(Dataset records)
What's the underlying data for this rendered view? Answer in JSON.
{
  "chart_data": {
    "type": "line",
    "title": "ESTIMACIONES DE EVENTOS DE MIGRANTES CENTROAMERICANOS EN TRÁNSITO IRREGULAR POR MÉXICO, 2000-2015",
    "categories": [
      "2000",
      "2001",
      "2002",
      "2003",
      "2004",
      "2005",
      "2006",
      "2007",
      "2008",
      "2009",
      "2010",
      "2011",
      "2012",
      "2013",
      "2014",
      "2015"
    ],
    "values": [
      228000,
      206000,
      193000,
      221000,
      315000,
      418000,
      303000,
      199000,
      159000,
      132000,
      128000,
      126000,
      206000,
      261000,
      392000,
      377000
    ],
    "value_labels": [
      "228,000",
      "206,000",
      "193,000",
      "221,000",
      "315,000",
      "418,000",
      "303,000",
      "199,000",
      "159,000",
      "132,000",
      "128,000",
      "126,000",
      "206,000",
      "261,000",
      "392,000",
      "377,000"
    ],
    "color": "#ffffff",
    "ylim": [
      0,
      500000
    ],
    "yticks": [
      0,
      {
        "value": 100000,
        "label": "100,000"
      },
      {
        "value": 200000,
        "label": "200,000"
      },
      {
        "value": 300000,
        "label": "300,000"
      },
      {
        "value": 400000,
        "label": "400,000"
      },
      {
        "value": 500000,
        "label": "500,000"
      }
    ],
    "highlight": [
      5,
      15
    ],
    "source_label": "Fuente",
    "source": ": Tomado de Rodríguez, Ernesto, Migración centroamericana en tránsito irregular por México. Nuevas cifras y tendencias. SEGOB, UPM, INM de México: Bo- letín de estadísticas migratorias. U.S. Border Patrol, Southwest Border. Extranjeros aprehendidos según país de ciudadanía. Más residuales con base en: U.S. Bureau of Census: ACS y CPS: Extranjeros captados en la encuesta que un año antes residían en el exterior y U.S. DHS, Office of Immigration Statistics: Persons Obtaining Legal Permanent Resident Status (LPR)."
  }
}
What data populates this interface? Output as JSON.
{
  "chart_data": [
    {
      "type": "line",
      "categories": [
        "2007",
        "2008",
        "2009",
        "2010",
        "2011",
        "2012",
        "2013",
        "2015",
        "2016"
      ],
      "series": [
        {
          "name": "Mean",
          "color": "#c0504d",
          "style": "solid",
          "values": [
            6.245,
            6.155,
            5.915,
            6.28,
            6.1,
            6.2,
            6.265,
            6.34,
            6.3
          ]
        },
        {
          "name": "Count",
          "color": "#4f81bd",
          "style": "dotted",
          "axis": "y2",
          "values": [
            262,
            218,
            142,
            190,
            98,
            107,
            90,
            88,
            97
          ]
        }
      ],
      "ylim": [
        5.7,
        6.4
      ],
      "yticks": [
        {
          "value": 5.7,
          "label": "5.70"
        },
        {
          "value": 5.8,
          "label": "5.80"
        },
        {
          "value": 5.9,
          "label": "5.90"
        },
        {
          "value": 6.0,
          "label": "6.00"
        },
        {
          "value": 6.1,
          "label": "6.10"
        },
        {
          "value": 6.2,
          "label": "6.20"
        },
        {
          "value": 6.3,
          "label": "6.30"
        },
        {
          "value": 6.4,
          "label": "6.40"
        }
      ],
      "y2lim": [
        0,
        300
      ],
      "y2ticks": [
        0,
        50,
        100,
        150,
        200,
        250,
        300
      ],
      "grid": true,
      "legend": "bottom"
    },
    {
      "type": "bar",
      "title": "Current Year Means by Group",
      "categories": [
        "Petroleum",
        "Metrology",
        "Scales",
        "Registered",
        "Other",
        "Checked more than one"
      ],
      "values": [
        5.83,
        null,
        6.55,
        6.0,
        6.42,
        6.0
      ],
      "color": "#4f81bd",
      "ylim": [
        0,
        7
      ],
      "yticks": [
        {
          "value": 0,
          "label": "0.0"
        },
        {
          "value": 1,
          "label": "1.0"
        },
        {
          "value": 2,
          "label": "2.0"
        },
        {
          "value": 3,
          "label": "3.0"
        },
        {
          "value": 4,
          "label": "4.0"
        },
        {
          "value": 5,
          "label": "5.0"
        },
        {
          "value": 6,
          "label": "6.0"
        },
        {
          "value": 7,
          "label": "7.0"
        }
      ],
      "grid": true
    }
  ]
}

WORK TO BE COMPLETED:
From the data above, gather every line that includes the word "this".

REPLY TO THE TASK:
What's the underlying data for this rendered view? Answer in JSON.
What data populates this interface? Output as JSON.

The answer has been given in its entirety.